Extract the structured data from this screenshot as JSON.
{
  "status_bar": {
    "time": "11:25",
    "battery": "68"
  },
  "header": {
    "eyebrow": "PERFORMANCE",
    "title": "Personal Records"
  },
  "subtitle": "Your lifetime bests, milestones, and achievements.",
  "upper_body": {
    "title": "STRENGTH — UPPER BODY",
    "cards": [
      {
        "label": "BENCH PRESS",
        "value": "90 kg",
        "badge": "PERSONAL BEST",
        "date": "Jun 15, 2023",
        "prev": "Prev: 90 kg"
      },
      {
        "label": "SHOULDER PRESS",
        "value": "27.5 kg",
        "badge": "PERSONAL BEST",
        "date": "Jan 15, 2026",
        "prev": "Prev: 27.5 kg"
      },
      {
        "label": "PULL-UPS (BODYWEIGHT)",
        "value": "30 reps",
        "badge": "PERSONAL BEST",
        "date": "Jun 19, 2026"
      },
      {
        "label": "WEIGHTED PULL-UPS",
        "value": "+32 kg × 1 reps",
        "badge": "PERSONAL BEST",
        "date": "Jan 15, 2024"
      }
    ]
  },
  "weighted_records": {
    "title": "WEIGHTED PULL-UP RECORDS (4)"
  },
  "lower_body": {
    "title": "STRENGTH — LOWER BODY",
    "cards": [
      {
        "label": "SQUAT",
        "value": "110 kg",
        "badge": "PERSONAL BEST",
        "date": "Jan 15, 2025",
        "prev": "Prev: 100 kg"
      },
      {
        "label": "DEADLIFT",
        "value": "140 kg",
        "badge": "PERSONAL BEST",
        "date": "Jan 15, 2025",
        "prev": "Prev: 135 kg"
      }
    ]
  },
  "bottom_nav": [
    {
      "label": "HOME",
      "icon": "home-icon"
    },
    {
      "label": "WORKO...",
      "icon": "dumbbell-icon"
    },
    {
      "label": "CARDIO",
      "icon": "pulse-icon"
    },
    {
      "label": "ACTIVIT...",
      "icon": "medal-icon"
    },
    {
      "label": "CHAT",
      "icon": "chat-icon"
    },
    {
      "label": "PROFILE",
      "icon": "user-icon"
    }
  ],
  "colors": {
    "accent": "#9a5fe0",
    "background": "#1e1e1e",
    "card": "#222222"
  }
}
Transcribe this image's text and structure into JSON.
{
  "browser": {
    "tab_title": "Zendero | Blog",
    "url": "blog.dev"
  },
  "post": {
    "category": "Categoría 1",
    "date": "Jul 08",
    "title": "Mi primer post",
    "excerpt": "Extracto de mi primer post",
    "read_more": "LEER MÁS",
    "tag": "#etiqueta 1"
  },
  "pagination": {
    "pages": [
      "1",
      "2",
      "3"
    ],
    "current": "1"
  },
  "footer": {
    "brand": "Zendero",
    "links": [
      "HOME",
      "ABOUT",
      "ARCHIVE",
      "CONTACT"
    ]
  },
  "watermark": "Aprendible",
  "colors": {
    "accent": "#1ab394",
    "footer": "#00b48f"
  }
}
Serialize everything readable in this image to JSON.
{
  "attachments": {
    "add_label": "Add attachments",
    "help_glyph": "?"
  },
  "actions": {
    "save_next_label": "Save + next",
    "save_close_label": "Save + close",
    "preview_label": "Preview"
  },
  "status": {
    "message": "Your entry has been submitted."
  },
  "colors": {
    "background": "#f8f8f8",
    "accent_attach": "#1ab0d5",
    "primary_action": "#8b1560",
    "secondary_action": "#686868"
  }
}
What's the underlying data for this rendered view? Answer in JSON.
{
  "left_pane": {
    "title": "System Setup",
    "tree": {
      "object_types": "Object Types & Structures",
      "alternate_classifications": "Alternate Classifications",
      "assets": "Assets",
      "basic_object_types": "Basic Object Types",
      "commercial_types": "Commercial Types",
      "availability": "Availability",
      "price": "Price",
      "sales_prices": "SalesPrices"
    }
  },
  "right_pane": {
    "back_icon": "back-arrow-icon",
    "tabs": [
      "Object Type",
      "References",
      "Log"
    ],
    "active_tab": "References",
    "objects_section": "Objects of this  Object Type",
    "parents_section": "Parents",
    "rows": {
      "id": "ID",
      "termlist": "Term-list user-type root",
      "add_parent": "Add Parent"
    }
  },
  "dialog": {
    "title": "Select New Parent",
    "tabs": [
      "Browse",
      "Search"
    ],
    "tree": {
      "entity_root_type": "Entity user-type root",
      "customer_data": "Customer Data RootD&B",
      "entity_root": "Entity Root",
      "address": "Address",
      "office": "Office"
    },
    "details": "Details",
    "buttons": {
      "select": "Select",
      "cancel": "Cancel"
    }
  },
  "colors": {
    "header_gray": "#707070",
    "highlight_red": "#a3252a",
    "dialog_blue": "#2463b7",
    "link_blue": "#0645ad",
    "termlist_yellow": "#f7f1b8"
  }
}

──────────────────────────────

◆ **Objective**
Show the lines that mention the word "date".

◆ **Solved problem**
        "date": "Jun 15, 2023",
        "date": "Jan 15, 2026",
        "date": "Jun 19, 2026"
        "date": "Jan 15, 2024"
        "date": "Jan 15, 2025",
        "date": "Jan 15, 2025",
    "date": "Jul 08",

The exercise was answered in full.